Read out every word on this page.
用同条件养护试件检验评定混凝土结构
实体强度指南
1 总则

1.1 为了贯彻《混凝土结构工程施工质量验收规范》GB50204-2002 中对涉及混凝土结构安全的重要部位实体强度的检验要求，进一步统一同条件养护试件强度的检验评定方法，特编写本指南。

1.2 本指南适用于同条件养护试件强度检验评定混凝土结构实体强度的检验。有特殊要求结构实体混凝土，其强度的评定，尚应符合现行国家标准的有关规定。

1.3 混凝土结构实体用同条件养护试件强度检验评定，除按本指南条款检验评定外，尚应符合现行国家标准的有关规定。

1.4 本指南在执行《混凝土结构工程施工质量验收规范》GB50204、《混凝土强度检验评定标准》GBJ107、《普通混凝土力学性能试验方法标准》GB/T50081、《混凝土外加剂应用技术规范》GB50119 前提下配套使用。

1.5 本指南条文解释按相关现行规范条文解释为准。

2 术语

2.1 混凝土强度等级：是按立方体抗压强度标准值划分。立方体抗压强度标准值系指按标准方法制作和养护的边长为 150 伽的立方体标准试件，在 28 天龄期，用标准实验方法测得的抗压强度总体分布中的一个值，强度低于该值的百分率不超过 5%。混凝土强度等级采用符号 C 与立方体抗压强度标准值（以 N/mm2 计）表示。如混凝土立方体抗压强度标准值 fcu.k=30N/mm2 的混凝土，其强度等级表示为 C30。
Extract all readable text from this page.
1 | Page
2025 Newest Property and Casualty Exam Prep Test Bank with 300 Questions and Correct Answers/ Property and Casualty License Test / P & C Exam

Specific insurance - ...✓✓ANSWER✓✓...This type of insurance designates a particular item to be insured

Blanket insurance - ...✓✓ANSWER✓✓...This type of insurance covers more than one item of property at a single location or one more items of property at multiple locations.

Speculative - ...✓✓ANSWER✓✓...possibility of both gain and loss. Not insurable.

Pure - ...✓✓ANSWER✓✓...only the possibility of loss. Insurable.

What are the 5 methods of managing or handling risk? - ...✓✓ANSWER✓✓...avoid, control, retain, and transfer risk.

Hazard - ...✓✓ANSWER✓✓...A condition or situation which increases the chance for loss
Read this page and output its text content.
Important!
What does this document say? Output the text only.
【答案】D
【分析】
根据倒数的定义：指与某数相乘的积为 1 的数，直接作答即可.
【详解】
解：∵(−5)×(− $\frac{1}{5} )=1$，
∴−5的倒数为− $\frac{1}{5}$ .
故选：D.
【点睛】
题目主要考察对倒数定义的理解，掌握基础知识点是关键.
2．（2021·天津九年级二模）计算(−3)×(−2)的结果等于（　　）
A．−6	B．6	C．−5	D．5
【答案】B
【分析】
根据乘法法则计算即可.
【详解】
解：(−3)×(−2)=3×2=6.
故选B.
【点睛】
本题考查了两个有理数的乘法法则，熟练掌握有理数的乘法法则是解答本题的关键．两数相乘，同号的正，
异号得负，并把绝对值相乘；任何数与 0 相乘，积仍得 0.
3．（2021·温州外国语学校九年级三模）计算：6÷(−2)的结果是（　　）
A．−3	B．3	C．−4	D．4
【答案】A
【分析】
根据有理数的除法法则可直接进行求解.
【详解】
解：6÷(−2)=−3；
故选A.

What you are asked to do -> Copy every line exactly. Leave nothing out.

Answer to this task ->
Read out every word on this page.
用同条件养护试件检验评定混凝土结构
实体强度指南
1 总则

1.1 为了贯彻《混凝土结构工程施工质量验收规范》GB50204-2002 中对涉及混凝土结构安全的重要部位实体强度的检验要求，进一步统一同条件养护试件强度的检验评定方法，特编写本指南。

1.2 本指南适用于同条件养护试件强度检验评定混凝土结构实体强度的检验。有特殊要求结构实体混凝土，其强度的评定，尚应符合现行国家标准的有关规定。

1.3 混凝土结构实体用同条件养护试件强度检验评定，除按本指南条款检验评定外，尚应符合现行国家标准的有关规定。

1.4 本指南在执行《混凝土结构工程施工质量验收规范》GB50204、《混凝土强度检验评定标准》GBJ107、《普通混凝土力学性能试验方法标准》GB/T50081、《混凝土外加剂应用技术规范》GB50119 前提下配套使用。

1.5 本指南条文解释按相关现行规范条文解释为准。

2 术语

2.1 混凝土强度等级：是按立方体抗压强度标准值划分。立方体抗压强度标准值系指按标准方法制作和养护的边长为 150 伽的立方体标准试件，在 28 天龄期，用标准实验方法测得的抗压强度总体分布中的一个值，强度低于该值的百分率不超过 5%。混凝土强度等级采用符号 C 与立方体抗压强度标准值（以 N/mm2 计）表示。如混凝土立方体抗压强度标准值 fcu.k=30N/mm2 的混凝土，其强度等级表示为 C30。
Extract all readable text from this page.
1 | Page
2025 Newest Property and Casualty Exam Prep Test Bank with 300 Questions and Correct Answers/ Property and Casualty License Test / P & C Exam

Specific insurance - ...✓✓ANSWER✓✓...This type of insurance designates a particular item to be insured

Blanket insurance - ...✓✓ANSWER✓✓...This type of insurance covers more than one item of property at a single location or one more items of property at multiple locations.

Speculative - ...✓✓ANSWER✓✓...possibility of both gain and loss. Not insurable.

Pure - ...✓✓ANSWER✓✓...only the possibility of loss. Insurable.

What are the 5 methods of managing or handling risk? - ...✓✓ANSWER✓✓...avoid, control, retain, and transfer risk.

Hazard - ...✓✓ANSWER✓✓...A condition or situation which increases the chance for loss
Read this page and output its text content.
Important!
What does this document say? Output the text only.
【答案】D
【分析】
根据倒数的定义：指与某数相乘的积为 1 的数，直接作答即可.
【详解】
解：∵(−5)×(− $\frac{1}{5} )=1$，
∴−5的倒数为− $\frac{1}{5}$ .
故选：D.
【点睛】
题目主要考察对倒数定义的理解，掌握基础知识点是关键.
2．（2021·天津九年级二模）计算(−3)×(−2)的结果等于（　　）
A．−6	B．6	C．−5	D．5
【答案】B
【分析】
根据乘法法则计算即可.
【详解】
解：(−3)×(−2)=3×2=6.
故选B.
【点睛】
本题考查了两个有理数的乘法法则，熟练掌握有理数的乘法法则是解答本题的关键．两数相乘，同号的正，
异号得负，并把绝对值相乘；任何数与 0 相乘，积仍得 0.
3．（2021·温州外国语学校九年级三模）计算：6÷(−2)的结果是（　　）
A．−3	B．3	C．−4	D．4
【答案】A
【分析】
根据有理数的除法法则可直接进行求解.
【详解】
解：6÷(−2)=−3；
故选A.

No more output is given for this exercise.